Task description: Rewrite the data from the start through the line containing "55, 835, 80]", swapping every "Settings" for "Options" and keeping everything else the same.

Material for this exercise:
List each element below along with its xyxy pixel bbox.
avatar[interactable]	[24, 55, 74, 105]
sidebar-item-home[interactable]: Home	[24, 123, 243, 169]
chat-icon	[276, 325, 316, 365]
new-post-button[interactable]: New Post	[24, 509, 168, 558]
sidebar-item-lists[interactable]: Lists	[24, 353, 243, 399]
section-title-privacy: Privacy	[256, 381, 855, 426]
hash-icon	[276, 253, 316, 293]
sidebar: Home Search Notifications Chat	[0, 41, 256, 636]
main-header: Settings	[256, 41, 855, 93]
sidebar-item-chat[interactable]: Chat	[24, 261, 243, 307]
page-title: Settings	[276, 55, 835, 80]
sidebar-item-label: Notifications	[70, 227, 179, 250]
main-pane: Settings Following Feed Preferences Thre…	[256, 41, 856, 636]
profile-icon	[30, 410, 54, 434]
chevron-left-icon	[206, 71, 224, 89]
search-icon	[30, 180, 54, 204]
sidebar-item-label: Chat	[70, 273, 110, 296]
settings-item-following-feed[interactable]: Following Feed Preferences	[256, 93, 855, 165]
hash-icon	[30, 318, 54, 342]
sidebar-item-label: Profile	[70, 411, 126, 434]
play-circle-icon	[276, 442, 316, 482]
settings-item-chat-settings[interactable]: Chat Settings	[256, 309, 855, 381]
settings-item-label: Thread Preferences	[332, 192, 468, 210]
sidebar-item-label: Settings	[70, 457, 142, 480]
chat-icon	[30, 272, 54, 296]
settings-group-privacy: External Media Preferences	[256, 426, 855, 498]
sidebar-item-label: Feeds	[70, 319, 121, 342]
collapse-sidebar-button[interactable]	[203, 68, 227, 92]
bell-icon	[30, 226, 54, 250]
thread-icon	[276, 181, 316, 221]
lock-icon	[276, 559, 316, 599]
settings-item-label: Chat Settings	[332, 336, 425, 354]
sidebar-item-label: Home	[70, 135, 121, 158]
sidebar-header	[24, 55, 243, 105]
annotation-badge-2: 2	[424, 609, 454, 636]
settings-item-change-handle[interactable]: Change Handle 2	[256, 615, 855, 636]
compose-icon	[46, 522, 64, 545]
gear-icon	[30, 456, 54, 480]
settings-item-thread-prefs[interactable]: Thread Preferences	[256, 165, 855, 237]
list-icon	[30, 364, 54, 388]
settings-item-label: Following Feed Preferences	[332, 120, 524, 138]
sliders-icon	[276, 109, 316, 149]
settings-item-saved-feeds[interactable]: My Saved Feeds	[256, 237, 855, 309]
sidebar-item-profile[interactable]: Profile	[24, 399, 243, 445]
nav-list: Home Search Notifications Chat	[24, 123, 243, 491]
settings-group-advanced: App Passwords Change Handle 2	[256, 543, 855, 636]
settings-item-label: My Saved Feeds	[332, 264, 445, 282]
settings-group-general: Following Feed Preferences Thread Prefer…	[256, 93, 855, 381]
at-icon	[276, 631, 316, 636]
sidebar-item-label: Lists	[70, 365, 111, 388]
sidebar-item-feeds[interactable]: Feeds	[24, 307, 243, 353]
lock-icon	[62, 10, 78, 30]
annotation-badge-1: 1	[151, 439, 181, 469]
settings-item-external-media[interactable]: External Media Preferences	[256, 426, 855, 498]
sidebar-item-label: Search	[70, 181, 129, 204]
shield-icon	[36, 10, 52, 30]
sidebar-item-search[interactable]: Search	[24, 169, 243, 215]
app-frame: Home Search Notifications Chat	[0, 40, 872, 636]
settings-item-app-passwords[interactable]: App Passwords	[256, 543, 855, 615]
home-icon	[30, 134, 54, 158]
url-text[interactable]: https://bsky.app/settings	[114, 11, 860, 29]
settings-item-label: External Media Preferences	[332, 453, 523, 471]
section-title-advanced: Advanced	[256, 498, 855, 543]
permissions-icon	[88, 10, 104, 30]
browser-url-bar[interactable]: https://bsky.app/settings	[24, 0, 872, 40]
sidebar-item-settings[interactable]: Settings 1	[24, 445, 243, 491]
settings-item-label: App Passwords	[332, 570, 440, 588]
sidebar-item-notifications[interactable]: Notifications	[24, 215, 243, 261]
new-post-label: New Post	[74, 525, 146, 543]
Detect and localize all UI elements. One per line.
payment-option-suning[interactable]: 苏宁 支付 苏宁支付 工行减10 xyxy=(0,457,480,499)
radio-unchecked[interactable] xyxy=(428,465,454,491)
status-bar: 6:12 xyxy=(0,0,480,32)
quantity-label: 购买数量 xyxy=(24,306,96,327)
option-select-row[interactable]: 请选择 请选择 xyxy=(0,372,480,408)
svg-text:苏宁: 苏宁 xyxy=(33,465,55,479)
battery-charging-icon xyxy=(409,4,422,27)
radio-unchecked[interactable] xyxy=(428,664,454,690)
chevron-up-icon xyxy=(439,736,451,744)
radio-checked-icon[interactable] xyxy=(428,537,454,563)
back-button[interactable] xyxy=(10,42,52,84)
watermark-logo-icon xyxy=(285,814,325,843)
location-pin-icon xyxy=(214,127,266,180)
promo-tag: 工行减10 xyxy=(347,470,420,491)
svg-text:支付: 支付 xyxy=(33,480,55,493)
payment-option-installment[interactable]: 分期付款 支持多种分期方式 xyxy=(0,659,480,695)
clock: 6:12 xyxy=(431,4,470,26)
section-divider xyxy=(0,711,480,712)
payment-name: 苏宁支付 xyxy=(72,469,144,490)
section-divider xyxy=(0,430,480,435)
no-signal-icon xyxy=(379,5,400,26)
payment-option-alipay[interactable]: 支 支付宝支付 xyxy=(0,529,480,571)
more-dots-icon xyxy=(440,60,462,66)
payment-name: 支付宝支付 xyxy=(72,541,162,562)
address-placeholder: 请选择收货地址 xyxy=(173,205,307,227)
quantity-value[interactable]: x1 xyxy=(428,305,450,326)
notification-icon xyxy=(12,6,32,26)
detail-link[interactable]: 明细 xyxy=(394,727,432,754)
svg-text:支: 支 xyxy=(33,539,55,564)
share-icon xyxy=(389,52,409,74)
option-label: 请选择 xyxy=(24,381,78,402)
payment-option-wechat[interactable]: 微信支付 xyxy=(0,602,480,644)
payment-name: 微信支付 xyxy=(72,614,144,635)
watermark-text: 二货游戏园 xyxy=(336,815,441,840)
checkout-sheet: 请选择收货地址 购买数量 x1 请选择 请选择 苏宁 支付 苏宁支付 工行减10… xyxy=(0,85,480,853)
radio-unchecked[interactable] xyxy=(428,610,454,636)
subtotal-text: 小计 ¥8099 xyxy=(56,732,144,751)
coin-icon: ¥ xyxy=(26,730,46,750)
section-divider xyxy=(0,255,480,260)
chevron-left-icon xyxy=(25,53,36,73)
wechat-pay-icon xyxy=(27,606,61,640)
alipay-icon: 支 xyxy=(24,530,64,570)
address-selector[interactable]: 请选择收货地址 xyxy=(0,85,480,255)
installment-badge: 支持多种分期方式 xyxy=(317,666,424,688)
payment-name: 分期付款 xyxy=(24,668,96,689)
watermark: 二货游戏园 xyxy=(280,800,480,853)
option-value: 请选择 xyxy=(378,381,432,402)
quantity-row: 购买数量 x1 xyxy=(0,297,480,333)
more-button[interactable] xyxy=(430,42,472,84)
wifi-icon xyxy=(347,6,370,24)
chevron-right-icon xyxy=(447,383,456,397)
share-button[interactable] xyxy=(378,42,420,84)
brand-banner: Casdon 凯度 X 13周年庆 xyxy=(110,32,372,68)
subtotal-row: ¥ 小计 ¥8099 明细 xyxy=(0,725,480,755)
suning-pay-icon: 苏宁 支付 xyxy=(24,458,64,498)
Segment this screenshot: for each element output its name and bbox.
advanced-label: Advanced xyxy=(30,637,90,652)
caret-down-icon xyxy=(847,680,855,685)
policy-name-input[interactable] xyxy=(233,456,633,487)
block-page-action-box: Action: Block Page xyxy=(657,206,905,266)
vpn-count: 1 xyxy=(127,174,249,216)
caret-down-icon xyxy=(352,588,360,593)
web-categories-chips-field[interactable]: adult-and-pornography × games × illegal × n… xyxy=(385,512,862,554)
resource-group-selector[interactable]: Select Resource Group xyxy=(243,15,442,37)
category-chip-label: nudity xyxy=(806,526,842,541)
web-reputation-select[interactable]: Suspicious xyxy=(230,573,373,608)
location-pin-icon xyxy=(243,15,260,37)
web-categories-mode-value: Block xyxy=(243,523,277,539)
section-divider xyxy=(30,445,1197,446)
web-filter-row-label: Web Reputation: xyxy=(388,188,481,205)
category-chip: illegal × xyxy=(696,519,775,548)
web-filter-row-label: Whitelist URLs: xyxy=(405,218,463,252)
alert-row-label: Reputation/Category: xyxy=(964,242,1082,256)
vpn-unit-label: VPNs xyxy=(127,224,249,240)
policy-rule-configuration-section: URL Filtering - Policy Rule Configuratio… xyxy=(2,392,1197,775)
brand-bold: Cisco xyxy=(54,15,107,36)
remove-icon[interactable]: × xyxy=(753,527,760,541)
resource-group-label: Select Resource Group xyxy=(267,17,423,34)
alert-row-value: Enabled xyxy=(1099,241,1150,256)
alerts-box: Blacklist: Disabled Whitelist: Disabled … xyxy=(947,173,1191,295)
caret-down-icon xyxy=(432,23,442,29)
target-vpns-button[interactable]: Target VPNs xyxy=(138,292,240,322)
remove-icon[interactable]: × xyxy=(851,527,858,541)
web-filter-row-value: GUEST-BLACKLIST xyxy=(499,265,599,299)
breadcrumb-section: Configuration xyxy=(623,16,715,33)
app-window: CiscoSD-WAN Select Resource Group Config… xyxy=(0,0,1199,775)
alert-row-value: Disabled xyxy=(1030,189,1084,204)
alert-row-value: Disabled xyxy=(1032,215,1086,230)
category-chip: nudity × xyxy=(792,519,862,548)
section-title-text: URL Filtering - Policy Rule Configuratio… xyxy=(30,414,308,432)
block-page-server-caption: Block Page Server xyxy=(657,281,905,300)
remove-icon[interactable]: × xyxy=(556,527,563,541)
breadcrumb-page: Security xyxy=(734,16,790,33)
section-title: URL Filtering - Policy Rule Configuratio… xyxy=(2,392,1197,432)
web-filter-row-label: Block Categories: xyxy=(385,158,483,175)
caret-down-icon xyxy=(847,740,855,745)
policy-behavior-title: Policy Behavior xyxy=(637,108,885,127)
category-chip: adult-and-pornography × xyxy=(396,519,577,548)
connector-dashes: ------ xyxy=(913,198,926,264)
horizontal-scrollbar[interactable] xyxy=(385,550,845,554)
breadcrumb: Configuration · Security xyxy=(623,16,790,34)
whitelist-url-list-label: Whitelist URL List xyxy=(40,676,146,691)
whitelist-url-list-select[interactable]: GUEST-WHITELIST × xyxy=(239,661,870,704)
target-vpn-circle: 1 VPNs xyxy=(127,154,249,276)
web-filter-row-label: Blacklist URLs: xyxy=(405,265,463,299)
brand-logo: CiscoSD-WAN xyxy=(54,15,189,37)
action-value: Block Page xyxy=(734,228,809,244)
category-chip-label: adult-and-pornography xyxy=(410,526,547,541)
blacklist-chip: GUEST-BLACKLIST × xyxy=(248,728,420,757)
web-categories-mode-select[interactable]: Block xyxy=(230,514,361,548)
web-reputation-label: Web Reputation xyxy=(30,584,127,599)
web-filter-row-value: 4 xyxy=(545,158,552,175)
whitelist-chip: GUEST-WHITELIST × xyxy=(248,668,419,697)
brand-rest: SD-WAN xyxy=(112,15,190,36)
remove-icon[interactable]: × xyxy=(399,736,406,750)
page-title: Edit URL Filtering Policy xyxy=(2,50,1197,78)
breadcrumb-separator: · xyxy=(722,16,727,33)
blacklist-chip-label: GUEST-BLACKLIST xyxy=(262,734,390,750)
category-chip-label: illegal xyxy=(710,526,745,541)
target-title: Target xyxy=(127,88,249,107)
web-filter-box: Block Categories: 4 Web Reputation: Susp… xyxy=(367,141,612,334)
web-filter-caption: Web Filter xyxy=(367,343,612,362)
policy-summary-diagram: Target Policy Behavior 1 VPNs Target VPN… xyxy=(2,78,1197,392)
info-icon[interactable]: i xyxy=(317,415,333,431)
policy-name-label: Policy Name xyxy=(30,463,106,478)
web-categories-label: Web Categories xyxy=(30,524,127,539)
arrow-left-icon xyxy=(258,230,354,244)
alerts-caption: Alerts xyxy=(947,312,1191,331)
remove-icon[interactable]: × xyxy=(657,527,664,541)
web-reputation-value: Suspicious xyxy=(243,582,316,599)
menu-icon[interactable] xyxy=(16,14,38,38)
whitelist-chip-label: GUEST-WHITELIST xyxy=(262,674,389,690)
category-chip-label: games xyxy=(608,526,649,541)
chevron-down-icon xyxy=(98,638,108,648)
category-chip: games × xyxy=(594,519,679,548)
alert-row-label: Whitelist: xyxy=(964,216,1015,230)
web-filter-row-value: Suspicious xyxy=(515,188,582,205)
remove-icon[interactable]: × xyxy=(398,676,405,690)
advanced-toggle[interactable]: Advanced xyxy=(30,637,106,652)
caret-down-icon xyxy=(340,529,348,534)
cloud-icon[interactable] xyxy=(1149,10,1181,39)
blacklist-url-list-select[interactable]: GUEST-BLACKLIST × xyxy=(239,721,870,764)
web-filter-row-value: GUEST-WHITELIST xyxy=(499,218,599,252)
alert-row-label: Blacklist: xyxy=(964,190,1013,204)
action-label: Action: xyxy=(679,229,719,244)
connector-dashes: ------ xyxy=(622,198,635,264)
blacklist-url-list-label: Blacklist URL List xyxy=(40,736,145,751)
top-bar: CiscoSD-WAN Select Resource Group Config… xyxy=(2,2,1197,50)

Reply:
List each element below along with its xyxy pixel bbox.
avatar[interactable]	[24, 55, 74, 105]
sidebar-item-home[interactable]: Home	[24, 123, 243, 169]
chat-icon	[276, 325, 316, 365]
new-post-button[interactable]: New Post	[24, 509, 168, 558]
sidebar-item-lists[interactable]: Lists	[24, 353, 243, 399]
section-title-privacy: Privacy	[256, 381, 855, 426]
hash-icon	[276, 253, 316, 293]
sidebar: Home Search Notifications Chat	[0, 41, 256, 636]
main-header: Options	[256, 41, 855, 93]
sidebar-item-chat[interactable]: Chat	[24, 261, 243, 307]
page-title: Options	[276, 55, 835, 80]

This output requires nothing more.